→ **EXERCISE REQUIREMENTS**
Locate every line below that contains the word "text" and copy it.
--- begin SUPPLIED ENTRIES ---
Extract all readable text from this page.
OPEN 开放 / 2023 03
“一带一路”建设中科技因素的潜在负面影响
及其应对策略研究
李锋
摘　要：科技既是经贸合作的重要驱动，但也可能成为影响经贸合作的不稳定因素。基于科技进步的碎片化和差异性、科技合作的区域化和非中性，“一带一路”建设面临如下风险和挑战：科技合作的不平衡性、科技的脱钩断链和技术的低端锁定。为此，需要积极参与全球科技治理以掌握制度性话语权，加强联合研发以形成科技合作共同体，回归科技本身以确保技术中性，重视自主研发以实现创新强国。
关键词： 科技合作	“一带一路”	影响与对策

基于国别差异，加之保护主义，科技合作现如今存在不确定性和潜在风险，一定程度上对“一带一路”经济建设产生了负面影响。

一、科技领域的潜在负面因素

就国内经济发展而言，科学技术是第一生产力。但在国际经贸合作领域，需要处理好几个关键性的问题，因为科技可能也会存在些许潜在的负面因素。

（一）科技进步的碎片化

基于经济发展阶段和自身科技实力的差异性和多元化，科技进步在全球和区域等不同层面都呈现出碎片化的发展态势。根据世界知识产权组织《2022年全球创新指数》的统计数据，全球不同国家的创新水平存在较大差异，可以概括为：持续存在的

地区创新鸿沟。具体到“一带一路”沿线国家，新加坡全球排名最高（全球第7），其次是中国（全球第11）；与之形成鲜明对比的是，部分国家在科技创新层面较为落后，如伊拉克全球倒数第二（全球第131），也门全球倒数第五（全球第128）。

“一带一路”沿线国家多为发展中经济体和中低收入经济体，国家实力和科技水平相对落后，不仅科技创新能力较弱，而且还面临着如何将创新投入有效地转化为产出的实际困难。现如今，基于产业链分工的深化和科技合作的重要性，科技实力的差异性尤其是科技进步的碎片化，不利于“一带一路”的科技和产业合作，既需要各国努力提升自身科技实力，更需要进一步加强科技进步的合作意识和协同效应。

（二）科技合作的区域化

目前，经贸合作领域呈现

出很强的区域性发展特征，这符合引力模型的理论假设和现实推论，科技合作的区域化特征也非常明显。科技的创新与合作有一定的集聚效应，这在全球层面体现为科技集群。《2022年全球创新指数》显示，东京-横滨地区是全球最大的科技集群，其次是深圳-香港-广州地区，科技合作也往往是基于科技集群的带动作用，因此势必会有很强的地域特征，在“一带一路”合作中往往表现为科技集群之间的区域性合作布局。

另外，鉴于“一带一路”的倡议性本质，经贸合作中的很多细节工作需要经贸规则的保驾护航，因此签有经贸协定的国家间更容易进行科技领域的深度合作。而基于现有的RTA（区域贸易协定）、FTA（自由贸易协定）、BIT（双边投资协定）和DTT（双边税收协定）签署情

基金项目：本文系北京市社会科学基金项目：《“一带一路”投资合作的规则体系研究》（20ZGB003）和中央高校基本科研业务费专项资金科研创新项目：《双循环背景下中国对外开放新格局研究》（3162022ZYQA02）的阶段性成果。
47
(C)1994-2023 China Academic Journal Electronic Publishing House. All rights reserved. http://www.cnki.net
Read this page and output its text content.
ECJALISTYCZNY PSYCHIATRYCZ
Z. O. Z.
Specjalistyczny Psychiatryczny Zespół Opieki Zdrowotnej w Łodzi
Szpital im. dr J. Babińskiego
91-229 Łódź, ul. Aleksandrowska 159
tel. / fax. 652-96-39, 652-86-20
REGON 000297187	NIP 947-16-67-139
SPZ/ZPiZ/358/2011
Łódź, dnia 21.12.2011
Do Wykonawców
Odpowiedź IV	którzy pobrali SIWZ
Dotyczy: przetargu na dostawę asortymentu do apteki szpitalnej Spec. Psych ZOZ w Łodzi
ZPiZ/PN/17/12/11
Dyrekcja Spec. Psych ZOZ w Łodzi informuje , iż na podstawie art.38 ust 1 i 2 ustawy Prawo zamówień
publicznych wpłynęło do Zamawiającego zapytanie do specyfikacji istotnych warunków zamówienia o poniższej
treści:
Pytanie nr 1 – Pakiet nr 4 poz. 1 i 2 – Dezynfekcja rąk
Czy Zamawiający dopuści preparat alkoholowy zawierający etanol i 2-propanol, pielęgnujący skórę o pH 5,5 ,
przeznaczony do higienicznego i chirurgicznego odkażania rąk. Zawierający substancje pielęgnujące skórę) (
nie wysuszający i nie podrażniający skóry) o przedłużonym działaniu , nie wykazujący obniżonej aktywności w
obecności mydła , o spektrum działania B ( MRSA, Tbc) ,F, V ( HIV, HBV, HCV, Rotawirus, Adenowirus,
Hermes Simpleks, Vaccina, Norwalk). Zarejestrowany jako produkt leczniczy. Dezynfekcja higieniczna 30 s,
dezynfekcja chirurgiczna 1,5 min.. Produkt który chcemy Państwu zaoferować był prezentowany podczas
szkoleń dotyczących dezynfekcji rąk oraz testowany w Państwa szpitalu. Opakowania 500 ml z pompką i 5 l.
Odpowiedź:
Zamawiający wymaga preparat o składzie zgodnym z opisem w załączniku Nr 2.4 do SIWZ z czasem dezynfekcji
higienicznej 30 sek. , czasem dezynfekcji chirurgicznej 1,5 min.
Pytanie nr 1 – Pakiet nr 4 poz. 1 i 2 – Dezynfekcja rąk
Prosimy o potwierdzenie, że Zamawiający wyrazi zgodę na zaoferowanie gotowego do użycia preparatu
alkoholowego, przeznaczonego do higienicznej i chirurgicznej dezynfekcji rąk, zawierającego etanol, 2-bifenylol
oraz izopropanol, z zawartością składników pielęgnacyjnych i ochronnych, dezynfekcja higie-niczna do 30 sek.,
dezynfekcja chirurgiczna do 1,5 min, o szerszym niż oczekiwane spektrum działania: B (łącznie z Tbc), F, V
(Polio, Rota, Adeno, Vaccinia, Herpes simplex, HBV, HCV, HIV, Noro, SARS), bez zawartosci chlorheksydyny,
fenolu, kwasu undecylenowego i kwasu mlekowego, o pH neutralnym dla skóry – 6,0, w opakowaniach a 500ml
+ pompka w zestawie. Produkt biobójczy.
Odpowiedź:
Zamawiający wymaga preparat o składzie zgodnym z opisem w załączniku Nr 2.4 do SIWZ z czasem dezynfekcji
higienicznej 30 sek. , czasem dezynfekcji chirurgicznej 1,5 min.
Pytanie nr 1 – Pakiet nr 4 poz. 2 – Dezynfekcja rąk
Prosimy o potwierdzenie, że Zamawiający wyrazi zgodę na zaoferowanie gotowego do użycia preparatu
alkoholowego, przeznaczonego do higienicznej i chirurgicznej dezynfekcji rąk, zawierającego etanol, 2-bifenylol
--- end SUPPLIED ENTRIES ---
→ **PROBLEM SOLUTION**
Extract all readable text from this page.
Read this page and output its text content.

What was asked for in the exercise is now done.